Requirement: Print all entries precisely as they are written.

Supplied data:
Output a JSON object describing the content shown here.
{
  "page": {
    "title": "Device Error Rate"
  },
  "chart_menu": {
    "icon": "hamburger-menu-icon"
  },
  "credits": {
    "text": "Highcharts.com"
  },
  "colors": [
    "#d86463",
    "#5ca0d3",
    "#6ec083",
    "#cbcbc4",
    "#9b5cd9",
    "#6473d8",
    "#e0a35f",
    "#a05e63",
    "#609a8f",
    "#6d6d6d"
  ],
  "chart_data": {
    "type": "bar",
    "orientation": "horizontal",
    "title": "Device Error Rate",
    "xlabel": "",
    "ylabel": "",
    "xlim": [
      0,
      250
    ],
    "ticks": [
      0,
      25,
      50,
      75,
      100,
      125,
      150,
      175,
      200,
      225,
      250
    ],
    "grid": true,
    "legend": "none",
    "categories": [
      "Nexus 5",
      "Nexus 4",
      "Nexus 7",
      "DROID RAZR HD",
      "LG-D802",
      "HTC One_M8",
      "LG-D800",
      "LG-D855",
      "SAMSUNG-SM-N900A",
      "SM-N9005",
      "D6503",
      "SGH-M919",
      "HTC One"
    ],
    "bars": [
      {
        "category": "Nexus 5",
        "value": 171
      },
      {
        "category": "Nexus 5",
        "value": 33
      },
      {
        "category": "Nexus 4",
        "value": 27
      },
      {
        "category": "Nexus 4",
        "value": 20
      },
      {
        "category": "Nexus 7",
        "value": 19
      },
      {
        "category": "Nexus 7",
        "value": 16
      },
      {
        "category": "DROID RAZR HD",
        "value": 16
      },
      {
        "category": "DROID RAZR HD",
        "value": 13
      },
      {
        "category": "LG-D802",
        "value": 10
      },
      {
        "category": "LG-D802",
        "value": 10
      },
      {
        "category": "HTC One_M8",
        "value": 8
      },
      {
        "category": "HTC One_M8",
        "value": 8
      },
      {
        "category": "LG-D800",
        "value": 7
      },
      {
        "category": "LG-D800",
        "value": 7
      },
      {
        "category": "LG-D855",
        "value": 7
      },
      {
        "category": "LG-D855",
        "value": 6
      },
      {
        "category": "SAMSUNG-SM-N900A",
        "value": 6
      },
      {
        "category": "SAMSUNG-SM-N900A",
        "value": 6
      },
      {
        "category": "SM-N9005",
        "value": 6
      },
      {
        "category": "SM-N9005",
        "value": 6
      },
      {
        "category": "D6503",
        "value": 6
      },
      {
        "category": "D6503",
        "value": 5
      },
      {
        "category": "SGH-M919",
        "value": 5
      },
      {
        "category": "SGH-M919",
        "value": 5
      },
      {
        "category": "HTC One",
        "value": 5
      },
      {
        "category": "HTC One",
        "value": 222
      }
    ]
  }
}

Correct result:
Output a JSON object describing the content shown here.
{
  "page": {
    "title": "Device Error Rate"
  },
  "chart_menu": {
    "icon": "hamburger-menu-icon"
  },
  "credits": {
    "text": "Highcharts.com"
  },
  "colors": [
    "#d86463",
    "#5ca0d3",
    "#6ec083",
    "#cbcbc4",
    "#9b5cd9",
    "#6473d8",
    "#e0a35f",
    "#a05e63",
    "#609a8f",
    "#6d6d6d"
  ],
  "chart_data": {
    "type": "bar",
    "orientation": "horizontal",
    "title": "Device Error Rate",
    "xlabel": "",
    "ylabel": "",
    "xlim": [
      0,
      250
    ],
    "ticks": [
      0,
      25,
      50,
      75,
      100,
      125,
      150,
      175,
      200,
      225,
      250
    ],
    "grid": true,
    "legend": "none",
    "categories": [
      "Nexus 5",
      "Nexus 4",
      "Nexus 7",
      "DROID RAZR HD",
      "LG-D802",
      "HTC One_M8",
      "LG-D800",
      "LG-D855",
      "SAMSUNG-SM-N900A",
      "SM-N9005",
      "D6503",
      "SGH-M919",
      "HTC One"
    ],
    "bars": [
      {
        "category": "Nexus 5",
        "value": 171
      },
      {
        "category": "Nexus 5",
        "value": 33
      },
      {
        "category": "Nexus 4",
        "value": 27
      },
      {
        "category": "Nexus 4",
        "value": 20
      },
      {
        "category": "Nexus 7",
        "value": 19
      },
      {
        "category": "Nexus 7",
        "value": 16
      },
      {
        "category": "DROID RAZR HD",
        "value": 16
      },
      {
        "category": "DROID RAZR HD",
        "value": 13
      },
      {
        "category": "LG-D802",
        "value": 10
      },
      {
        "category": "LG-D802",
        "value": 10
      },
      {
        "category": "HTC One_M8",
        "value": 8
      },
      {
        "category": "HTC One_M8",
        "value": 8
      },
      {
        "category": "LG-D800",
        "value": 7
      },
      {
        "category": "LG-D800",
        "value": 7
      },
      {
        "category": "LG-D855",
        "value": 7
      },
      {
        "category": "LG-D855",
        "value": 6
      },
      {
        "category": "SAMSUNG-SM-N900A",
        "value": 6
      },
      {
        "category": "SAMSUNG-SM-N900A",
        "value": 6
      },
      {
        "category": "SM-N9005",
        "value": 6
      },
      {
        "category": "SM-N9005",
        "value": 6
      },
      {
        "category": "D6503",
        "value": 6
      },
      {
        "category": "D6503",
        "value": 5
      },
      {
        "category": "SGH-M919",
        "value": 5
      },
      {
        "category": "SGH-M919",
        "value": 5
      },
      {
        "category": "HTC One",
        "value": 5
      },
      {
        "category": "HTC One",
        "value": 222
      }
    ]
  }
}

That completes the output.